**Aim**.
Read the listing below and copy out every line that holds "Arion".

^^^^^^^^

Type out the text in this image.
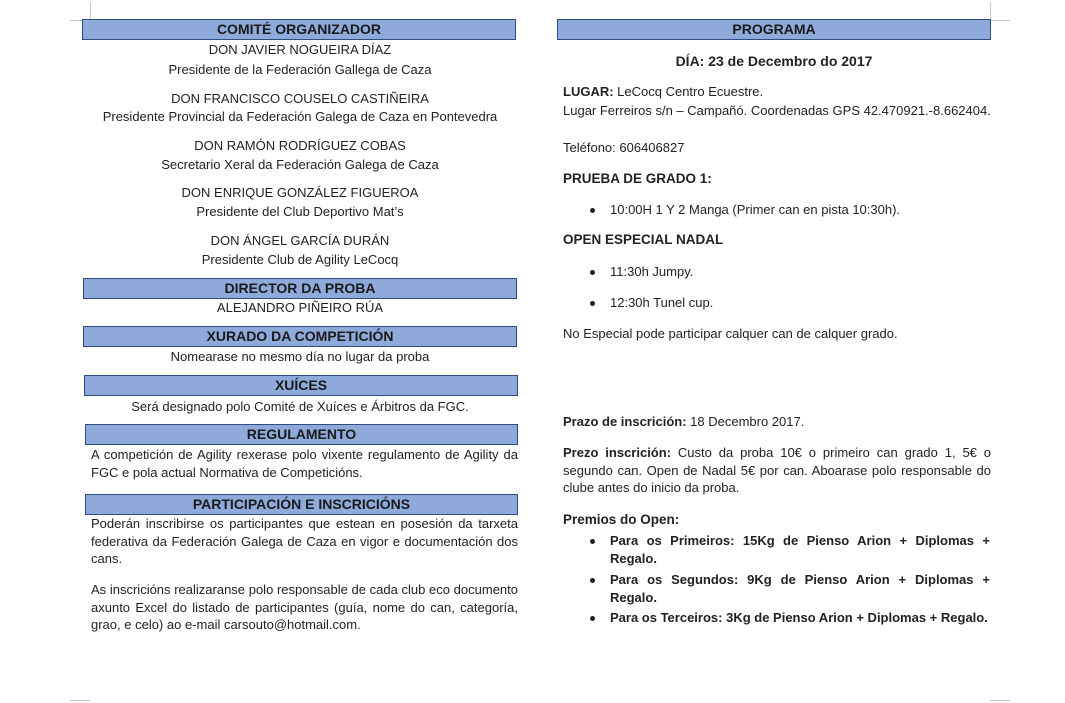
COMITÉ ORGANIZADOR
DON JAVIER NOGUEIRA DÍAZ
Presidente de la Federación Gallega de Caza
DON FRANCISCO COUSELO CASTIÑEIRA
Presidente Provincial da Federación Galega de Caza en Pontevedra
DON RAMÓN RODRÍGUEZ COBAS
Secretario Xeral da Federación Galega de Caza
DON ENRIQUE GONZÁLEZ FIGUEROA
Presidente del Club Deportivo Mat’s
DON ÁNGEL GARCÍA DURÁN
Presidente Club de Agility LeCocq
DIRECTOR DA PROBA
ALEJANDRO PIÑEIRO RÚA
XURADO DA COMPETICIÓN
Nomearase no mesmo día no lugar da proba
XUÍCES
Será designado polo Comité de Xuíces e Árbitros da FGC.
REGULAMENTO
A competición de Agility rexerase polo vixente regulamento de Agility da FGC e pola actual Normativa de Competicións.
PARTICIPACIÓN E INSCRICIÓNS
Poderán inscribirse os participantes que estean en posesión da tarxeta federativa da Federación Galega de Caza en vigor e documentación dos cans.
As inscricións realizaranse polo responsable de cada club eco documento axunto Excel do listado de participantes (guía, nome do can, categoría, grao, e celo) ao e-mail carsouto@hotmail.com.
PROGRAMA
DÍA: 23 de Decembro do 2017
LUGAR: LeCocq Centro Ecuestre.
Lugar Ferreiros s/n – Campañó. Coordenadas GPS 42.470921.-8.662404.
Teléfono: 606406827
PRUEBA DE GRADO 1:
10:00H 1 Y 2 Manga (Primer can en pista 10:30h).
OPEN ESPECIAL NADAL
11:30h Jumpy.
12:30h Tunel cup.
No Especial pode participar calquer can de calquer grado.
Prazo de inscrición: 18 Decembro 2017.
Prezo inscrición: Custo da proba 10€ o primeiro can grado 1, 5€ o segundo can. Open de Nadal 5€ por can. Aboarase polo responsable do clube antes do inicio da proba.
Premios do Open:
Para os Primeiros: 15Kg de Pienso Arion + Diplomas + Regalo.
Para os Segundos: 9Kg de Pienso Arion + Diplomas + Regalo.
Para os Terceiros: 3Kg de Pienso Arion + Diplomas + Regalo.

^^^^^^^^

**Response for this exercise**.
Para os Primeiros: 15Kg de Pienso Arion + Diplomas + Regalo.
Para os Segundos: 9Kg de Pienso Arion + Diplomas + Regalo.
Para os Terceiros: 3Kg de Pienso Arion + Diplomas + Regalo.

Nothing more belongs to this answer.